### [Your goal]
Each line that holds the word "والسجل" is to be identified and copied.

### [Records from a dataset]
┌────────

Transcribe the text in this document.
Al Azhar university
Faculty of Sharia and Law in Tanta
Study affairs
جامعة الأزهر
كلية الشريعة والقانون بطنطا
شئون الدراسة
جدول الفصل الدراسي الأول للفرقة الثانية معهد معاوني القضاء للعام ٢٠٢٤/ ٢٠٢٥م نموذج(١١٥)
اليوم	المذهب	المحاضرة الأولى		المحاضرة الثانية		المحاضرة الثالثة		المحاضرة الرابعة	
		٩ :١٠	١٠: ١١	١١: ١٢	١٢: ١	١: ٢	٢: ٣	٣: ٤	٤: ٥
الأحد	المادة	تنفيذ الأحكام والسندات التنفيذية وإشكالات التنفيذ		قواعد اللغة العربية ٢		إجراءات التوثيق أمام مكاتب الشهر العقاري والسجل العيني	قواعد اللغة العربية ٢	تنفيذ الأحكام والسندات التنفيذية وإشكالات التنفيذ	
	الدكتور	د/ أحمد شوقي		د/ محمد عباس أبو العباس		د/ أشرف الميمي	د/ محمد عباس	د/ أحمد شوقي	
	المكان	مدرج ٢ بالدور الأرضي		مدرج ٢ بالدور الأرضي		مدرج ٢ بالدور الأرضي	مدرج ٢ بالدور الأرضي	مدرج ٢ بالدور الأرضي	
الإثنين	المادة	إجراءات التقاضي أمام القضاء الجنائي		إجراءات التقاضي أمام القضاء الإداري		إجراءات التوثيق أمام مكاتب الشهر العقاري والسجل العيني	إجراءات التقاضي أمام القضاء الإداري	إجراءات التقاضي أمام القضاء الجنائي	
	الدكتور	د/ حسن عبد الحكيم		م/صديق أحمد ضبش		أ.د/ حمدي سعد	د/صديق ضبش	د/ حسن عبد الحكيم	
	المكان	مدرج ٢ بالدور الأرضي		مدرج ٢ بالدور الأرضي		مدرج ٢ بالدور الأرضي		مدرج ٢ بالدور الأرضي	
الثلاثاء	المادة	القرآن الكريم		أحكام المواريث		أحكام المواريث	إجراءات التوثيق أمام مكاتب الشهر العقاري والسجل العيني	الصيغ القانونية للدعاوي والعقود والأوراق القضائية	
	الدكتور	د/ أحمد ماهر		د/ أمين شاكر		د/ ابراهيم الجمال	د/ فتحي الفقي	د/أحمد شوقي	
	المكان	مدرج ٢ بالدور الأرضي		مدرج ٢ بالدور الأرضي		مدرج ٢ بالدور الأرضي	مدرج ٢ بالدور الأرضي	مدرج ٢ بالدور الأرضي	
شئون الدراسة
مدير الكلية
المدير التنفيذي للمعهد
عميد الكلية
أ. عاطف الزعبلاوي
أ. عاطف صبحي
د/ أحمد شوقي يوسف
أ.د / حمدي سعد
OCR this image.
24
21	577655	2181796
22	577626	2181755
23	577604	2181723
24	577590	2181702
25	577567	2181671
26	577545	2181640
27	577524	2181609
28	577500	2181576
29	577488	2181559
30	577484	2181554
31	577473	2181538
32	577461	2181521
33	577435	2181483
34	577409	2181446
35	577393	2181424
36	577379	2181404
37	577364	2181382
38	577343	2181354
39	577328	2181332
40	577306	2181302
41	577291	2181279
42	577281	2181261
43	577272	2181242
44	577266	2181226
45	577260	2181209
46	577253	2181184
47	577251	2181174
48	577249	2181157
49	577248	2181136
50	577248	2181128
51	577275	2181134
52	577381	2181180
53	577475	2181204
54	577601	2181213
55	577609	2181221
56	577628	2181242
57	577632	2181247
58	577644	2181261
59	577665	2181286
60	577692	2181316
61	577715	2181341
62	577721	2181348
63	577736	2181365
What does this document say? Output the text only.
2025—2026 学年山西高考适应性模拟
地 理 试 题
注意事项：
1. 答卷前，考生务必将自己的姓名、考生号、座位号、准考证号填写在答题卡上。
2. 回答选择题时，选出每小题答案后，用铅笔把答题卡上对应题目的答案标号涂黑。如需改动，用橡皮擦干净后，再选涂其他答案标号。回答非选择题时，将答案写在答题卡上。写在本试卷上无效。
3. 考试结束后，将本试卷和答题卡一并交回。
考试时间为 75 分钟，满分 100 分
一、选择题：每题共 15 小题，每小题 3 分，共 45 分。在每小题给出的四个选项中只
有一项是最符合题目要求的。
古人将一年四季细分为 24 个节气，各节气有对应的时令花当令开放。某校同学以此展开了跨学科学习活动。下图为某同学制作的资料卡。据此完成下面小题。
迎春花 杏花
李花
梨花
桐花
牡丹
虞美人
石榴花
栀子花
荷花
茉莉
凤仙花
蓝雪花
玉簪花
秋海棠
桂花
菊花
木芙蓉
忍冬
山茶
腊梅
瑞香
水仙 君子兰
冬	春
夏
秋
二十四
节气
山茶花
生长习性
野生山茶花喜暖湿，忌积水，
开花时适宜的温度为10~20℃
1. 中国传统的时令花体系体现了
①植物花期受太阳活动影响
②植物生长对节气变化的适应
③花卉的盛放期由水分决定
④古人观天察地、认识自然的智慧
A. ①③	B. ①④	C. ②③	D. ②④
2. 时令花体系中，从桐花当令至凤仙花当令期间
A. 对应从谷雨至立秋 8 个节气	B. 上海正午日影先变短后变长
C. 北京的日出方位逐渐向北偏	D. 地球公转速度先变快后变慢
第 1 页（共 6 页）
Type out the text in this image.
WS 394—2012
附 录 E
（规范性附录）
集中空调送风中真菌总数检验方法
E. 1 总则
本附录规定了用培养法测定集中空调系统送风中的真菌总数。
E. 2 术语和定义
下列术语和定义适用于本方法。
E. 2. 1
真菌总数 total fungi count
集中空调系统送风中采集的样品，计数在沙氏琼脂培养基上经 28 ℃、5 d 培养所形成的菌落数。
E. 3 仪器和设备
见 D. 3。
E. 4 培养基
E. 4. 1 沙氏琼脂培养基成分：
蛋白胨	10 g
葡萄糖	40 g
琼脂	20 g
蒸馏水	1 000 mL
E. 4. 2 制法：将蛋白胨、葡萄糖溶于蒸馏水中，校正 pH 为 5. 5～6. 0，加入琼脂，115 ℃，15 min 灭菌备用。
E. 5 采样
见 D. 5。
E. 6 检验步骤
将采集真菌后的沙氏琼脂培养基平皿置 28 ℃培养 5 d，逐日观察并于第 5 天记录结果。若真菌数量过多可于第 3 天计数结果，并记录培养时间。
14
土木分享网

└────────

### [Answer]
الأحد	المادة	تنفيذ الأحكام والسندات التنفيذية وإشكالات التنفيذ		قواعد اللغة العربية ٢		إجراءات التوثيق أمام مكاتب الشهر العقاري والسجل العيني	قواعد اللغة العربية ٢	تنفيذ الأحكام والسندات التنفيذية وإشكالات التنفيذ	
الإثنين	المادة	إجراءات التقاضي أمام القضاء الجنائي		إجراءات التقاضي أمام القضاء الإداري		إجراءات التوثيق أمام مكاتب الشهر العقاري والسجل العيني	إجراءات التقاضي أمام القضاء الإداري	إجراءات التقاضي أمام القضاء الجنائي	
الثلاثاء	المادة	القرآن الكريم		أحكام المواريث		أحكام المواريث	إجراءات التوثيق أمام مكاتب الشهر العقاري والسجل العيني	الصيغ القانونية للدعاوي والعقود والأوراق القضائية	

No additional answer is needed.